◆ PROVIDED MATERIAL:
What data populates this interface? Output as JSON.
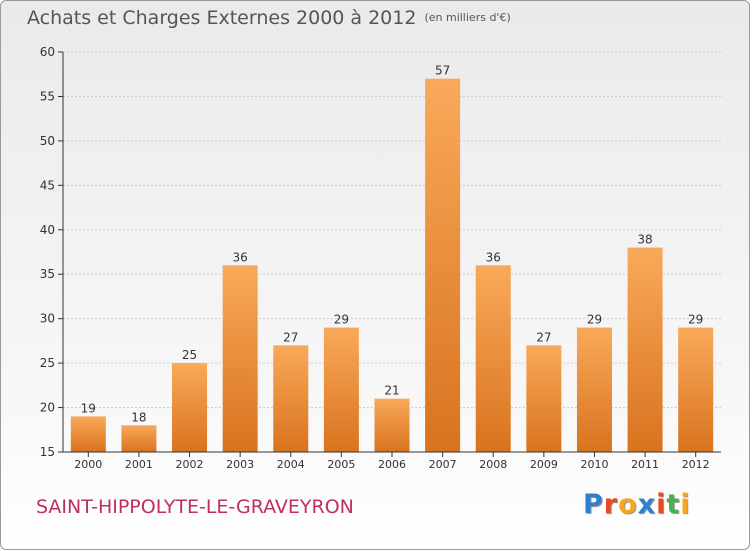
{
  "title": {
    "main": "Achats et Charges Externes 2000 à 2012",
    "unit": "(en milliers d'€)"
  },
  "commune": "SAINT-HIPPOLYTE-LE-GRAVEYRON",
  "logo": {
    "text": "Proxiti",
    "letters": [
      "P",
      "r",
      "o",
      "x",
      "i",
      "t",
      "i"
    ],
    "colors": [
      "#2f7fd0",
      "#e64a1e",
      "#f5a623",
      "#2f7fd0",
      "#e64a1e",
      "#4caf50",
      "#f5a623"
    ]
  },
  "colors": {
    "bar_light": "#f9a95a",
    "bar_dark": "#d8731f",
    "axis": "#333333",
    "grid": "#cccccc",
    "text": "#333333"
  },
  "chart_data": {
    "type": "bar",
    "categories": [
      "2000",
      "2001",
      "2002",
      "2003",
      "2004",
      "2005",
      "2006",
      "2007",
      "2008",
      "2009",
      "2010",
      "2011",
      "2012"
    ],
    "values": [
      19,
      18,
      25,
      36,
      27,
      29,
      21,
      57,
      36,
      27,
      29,
      38,
      29
    ],
    "title": "Achats et Charges Externes 2000 à 2012",
    "xlabel": "",
    "ylabel": "",
    "ylim": [
      15,
      60
    ],
    "yticks": [
      15,
      20,
      25,
      30,
      35,
      40,
      45,
      50,
      55,
      60
    ],
    "grid": true,
    "data_labels": true
  }
}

◆ AIM OF THE TASK: Give nothing but the count of lines in the listing above that hold the string "Achats".

◆ EXERCISE ANSWER: 2